> **JOB**
Leave out the pictures and restate the rest of the data exactly.

################

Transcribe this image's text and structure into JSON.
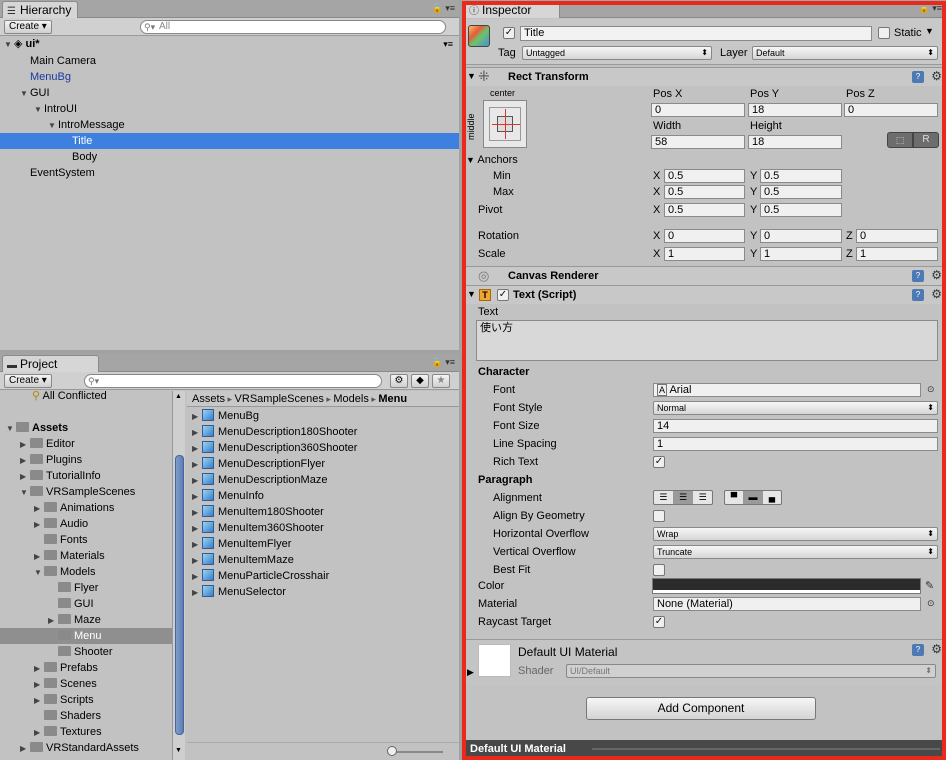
{
  "hierarchy": {
    "tab": "Hierarchy",
    "create": "Create",
    "search_placeholder": "All",
    "scene": "ui*",
    "items": [
      {
        "label": "Main Camera",
        "indent": 0,
        "arrow": ""
      },
      {
        "label": "MenuBg",
        "indent": 0,
        "arrow": "",
        "color": "#1a3aa0"
      },
      {
        "label": "GUI",
        "indent": 0,
        "arrow": "▼"
      },
      {
        "label": "IntroUI",
        "indent": 1,
        "arrow": "▼"
      },
      {
        "label": "IntroMessage",
        "indent": 2,
        "arrow": "▼"
      },
      {
        "label": "Title",
        "indent": 3,
        "arrow": "",
        "selected": true
      },
      {
        "label": "Body",
        "indent": 3,
        "arrow": ""
      },
      {
        "label": "EventSystem",
        "indent": 0,
        "arrow": ""
      }
    ]
  },
  "project": {
    "tab": "Project",
    "create": "Create",
    "all_conflicted": "All Conflicted",
    "tree": [
      {
        "label": "Assets",
        "indent": 0,
        "arrow": "▼",
        "bold": true
      },
      {
        "label": "Editor",
        "indent": 1,
        "arrow": "▶"
      },
      {
        "label": "Plugins",
        "indent": 1,
        "arrow": "▶"
      },
      {
        "label": "TutorialInfo",
        "indent": 1,
        "arrow": "▶"
      },
      {
        "label": "VRSampleScenes",
        "indent": 1,
        "arrow": "▼"
      },
      {
        "label": "Animations",
        "indent": 2,
        "arrow": "▶"
      },
      {
        "label": "Audio",
        "indent": 2,
        "arrow": "▶"
      },
      {
        "label": "Fonts",
        "indent": 2,
        "arrow": ""
      },
      {
        "label": "Materials",
        "indent": 2,
        "arrow": "▶"
      },
      {
        "label": "Models",
        "indent": 2,
        "arrow": "▼"
      },
      {
        "label": "Flyer",
        "indent": 3,
        "arrow": ""
      },
      {
        "label": "GUI",
        "indent": 3,
        "arrow": ""
      },
      {
        "label": "Maze",
        "indent": 3,
        "arrow": "▶"
      },
      {
        "label": "Menu",
        "indent": 3,
        "arrow": "",
        "selected": true
      },
      {
        "label": "Shooter",
        "indent": 3,
        "arrow": ""
      },
      {
        "label": "Prefabs",
        "indent": 2,
        "arrow": "▶"
      },
      {
        "label": "Scenes",
        "indent": 2,
        "arrow": "▶"
      },
      {
        "label": "Scripts",
        "indent": 2,
        "arrow": "▶"
      },
      {
        "label": "Shaders",
        "indent": 2,
        "arrow": ""
      },
      {
        "label": "Textures",
        "indent": 2,
        "arrow": "▶"
      },
      {
        "label": "VRStandardAssets",
        "indent": 1,
        "arrow": "▶"
      }
    ],
    "breadcrumb": [
      "Assets",
      "VRSampleScenes",
      "Models",
      "Menu"
    ],
    "assets": [
      "MenuBg",
      "MenuDescription180Shooter",
      "MenuDescription360Shooter",
      "MenuDescriptionFlyer",
      "MenuDescriptionMaze",
      "MenuInfo",
      "MenuItem180Shooter",
      "MenuItem360Shooter",
      "MenuItemFlyer",
      "MenuItemMaze",
      "MenuParticleCrosshair",
      "MenuSelector"
    ]
  },
  "inspector": {
    "tab": "Inspector",
    "object_name": "Title",
    "static_label": "Static",
    "tag_label": "Tag",
    "tag_value": "Untagged",
    "layer_label": "Layer",
    "layer_value": "Default",
    "rect_transform": {
      "title": "Rect Transform",
      "anchor_h": "center",
      "anchor_v": "middle",
      "pos_x_label": "Pos X",
      "pos_y_label": "Pos Y",
      "pos_z_label": "Pos Z",
      "pos_x": "0",
      "pos_y": "18",
      "pos_z": "0",
      "width_label": "Width",
      "height_label": "Height",
      "width": "58",
      "height": "18",
      "r_btn": "R",
      "anchors": "Anchors",
      "min": "Min",
      "max": "Max",
      "min_x": "0.5",
      "min_y": "0.5",
      "max_x": "0.5",
      "max_y": "0.5",
      "pivot": "Pivot",
      "pivot_x": "0.5",
      "pivot_y": "0.5",
      "rotation": "Rotation",
      "rot_x": "0",
      "rot_y": "0",
      "rot_z": "0",
      "scale": "Scale",
      "scale_x": "1",
      "scale_y": "1",
      "scale_z": "1",
      "x": "X",
      "y": "Y",
      "z": "Z"
    },
    "canvas_renderer": "Canvas Renderer",
    "text_script": {
      "title": "Text (Script)",
      "text_label": "Text",
      "text_value": "使い方",
      "character": "Character",
      "font_label": "Font",
      "font_value": "Arial",
      "font_style_label": "Font Style",
      "font_style_value": "Normal",
      "font_size_label": "Font Size",
      "font_size_value": "14",
      "line_spacing_label": "Line Spacing",
      "line_spacing_value": "1",
      "rich_text_label": "Rich Text",
      "paragraph": "Paragraph",
      "alignment_label": "Alignment",
      "align_geom_label": "Align By Geometry",
      "h_overflow_label": "Horizontal Overflow",
      "h_overflow_value": "Wrap",
      "v_overflow_label": "Vertical Overflow",
      "v_overflow_value": "Truncate",
      "best_fit_label": "Best Fit",
      "color_label": "Color",
      "color_value": "#2b2b2b",
      "material_label": "Material",
      "material_value": "None (Material)",
      "raycast_label": "Raycast Target"
    },
    "material": {
      "name": "Default UI Material",
      "shader_label": "Shader",
      "shader_value": "UI/Default"
    },
    "add_component": "Add Component",
    "preview_label": "Default UI Material"
  },
  "highlight_color": "#e8291b"
}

################

> **REPLY TO THE EXERCISE**
Transcribe this image's text and structure into JSON.
{
  "hierarchy": {
    "tab": "Hierarchy",
    "create": "Create",
    "search_placeholder": "All",
    "scene": "ui*",
    "items": [
      {
        "label": "Main Camera",
        "indent": 0,
        "arrow": ""
      },
      {
        "label": "MenuBg",
        "indent": 0,
        "arrow": "",
        "color": "#1a3aa0"
      },
      {
        "label": "GUI",
        "indent": 0,
        "arrow": "▼"
      },
      {
        "label": "IntroUI",
        "indent": 1,
        "arrow": "▼"
      },
      {
        "label": "IntroMessage",
        "indent": 2,
        "arrow": "▼"
      },
      {
        "label": "Title",
        "indent": 3,
        "arrow": "",
        "selected": true
      },
      {
        "label": "Body",
        "indent": 3,
        "arrow": ""
      },
      {
        "label": "EventSystem",
        "indent": 0,
        "arrow": ""
      }
    ]
  },
  "project": {
    "tab": "Project",
    "create": "Create",
    "all_conflicted": "All Conflicted",
    "tree": [
      {
        "label": "Assets",
        "indent": 0,
        "arrow": "▼",
        "bold": true
      },
      {
        "label": "Editor",
        "indent": 1,
        "arrow": "▶"
      },
      {
        "label": "Plugins",
        "indent": 1,
        "arrow": "▶"
      },
      {
        "label": "TutorialInfo",
        "indent": 1,
        "arrow": "▶"
      },
      {
        "label": "VRSampleScenes",
        "indent": 1,
        "arrow": "▼"
      },
      {
        "label": "Animations",
        "indent": 2,
        "arrow": "▶"
      },
      {
        "label": "Audio",
        "indent": 2,
        "arrow": "▶"
      },
      {
        "label": "Fonts",
        "indent": 2,
        "arrow": ""
      },
      {
        "label": "Materials",
        "indent": 2,
        "arrow": "▶"
      },
      {
        "label": "Models",
        "indent": 2,
        "arrow": "▼"
      },
      {
        "label": "Flyer",
        "indent": 3,
        "arrow": ""
      },
      {
        "label": "GUI",
        "indent": 3,
        "arrow": ""
      },
      {
        "label": "Maze",
        "indent": 3,
        "arrow": "▶"
      },
      {
        "label": "Menu",
        "indent": 3,
        "arrow": "",
        "selected": true
      },
      {
        "label": "Shooter",
        "indent": 3,
        "arrow": ""
      },
      {
        "label": "Prefabs",
        "indent": 2,
        "arrow": "▶"
      },
      {
        "label": "Scenes",
        "indent": 2,
        "arrow": "▶"
      },
      {
        "label": "Scripts",
        "indent": 2,
        "arrow": "▶"
      },
      {
        "label": "Shaders",
        "indent": 2,
        "arrow": ""
      },
      {
        "label": "Textures",
        "indent": 2,
        "arrow": "▶"
      },
      {
        "label": "VRStandardAssets",
        "indent": 1,
        "arrow": "▶"
      }
    ],
    "breadcrumb": [
      "Assets",
      "VRSampleScenes",
      "Models",
      "Menu"
    ],
    "assets": [
      "MenuBg",
      "MenuDescription180Shooter",
      "MenuDescription360Shooter",
      "MenuDescriptionFlyer",
      "MenuDescriptionMaze",
      "MenuInfo",
      "MenuItem180Shooter",
      "MenuItem360Shooter",
      "MenuItemFlyer",
      "MenuItemMaze",
      "MenuParticleCrosshair",
      "MenuSelector"
    ]
  },
  "inspector": {
    "tab": "Inspector",
    "object_name": "Title",
    "static_label": "Static",
    "tag_label": "Tag",
    "tag_value": "Untagged",
    "layer_label": "Layer",
    "layer_value": "Default",
    "rect_transform": {
      "title": "Rect Transform",
      "anchor_h": "center",
      "anchor_v": "middle",
      "pos_x_label": "Pos X",
      "pos_y_label": "Pos Y",
      "pos_z_label": "Pos Z",
      "pos_x": "0",
      "pos_y": "18",
      "pos_z": "0",
      "width_label": "Width",
      "height_label": "Height",
      "width": "58",
      "height": "18",
      "r_btn": "R",
      "anchors": "Anchors",
      "min": "Min",
      "max": "Max",
      "min_x": "0.5",
      "min_y": "0.5",
      "max_x": "0.5",
      "max_y": "0.5",
      "pivot": "Pivot",
      "pivot_x": "0.5",
      "pivot_y": "0.5",
      "rotation": "Rotation",
      "rot_x": "0",
      "rot_y": "0",
      "rot_z": "0",
      "scale": "Scale",
      "scale_x": "1",
      "scale_y": "1",
      "scale_z": "1",
      "x": "X",
      "y": "Y",
      "z": "Z"
    },
    "canvas_renderer": "Canvas Renderer",
    "text_script": {
      "title": "Text (Script)",
      "text_label": "Text",
      "text_value": "使い方",
      "character": "Character",
      "font_label": "Font",
      "font_value": "Arial",
      "font_style_label": "Font Style",
      "font_style_value": "Normal",
      "font_size_label": "Font Size",
      "font_size_value": "14",
      "line_spacing_label": "Line Spacing",
      "line_spacing_value": "1",
      "rich_text_label": "Rich Text",
      "paragraph": "Paragraph",
      "alignment_label": "Alignment",
      "align_geom_label": "Align By Geometry",
      "h_overflow_label": "Horizontal Overflow",
      "h_overflow_value": "Wrap",
      "v_overflow_label": "Vertical Overflow",
      "v_overflow_value": "Truncate",
      "best_fit_label": "Best Fit",
      "color_label": "Color",
      "color_value": "#2b2b2b",
      "material_label": "Material",
      "material_value": "None (Material)",
      "raycast_label": "Raycast Target"
    },
    "material": {
      "name": "Default UI Material",
      "shader_label": "Shader",
      "shader_value": "UI/Default"
    },
    "add_component": "Add Component",
    "preview_label": "Default UI Material"
  },
  "highlight_color": "#e8291b"
}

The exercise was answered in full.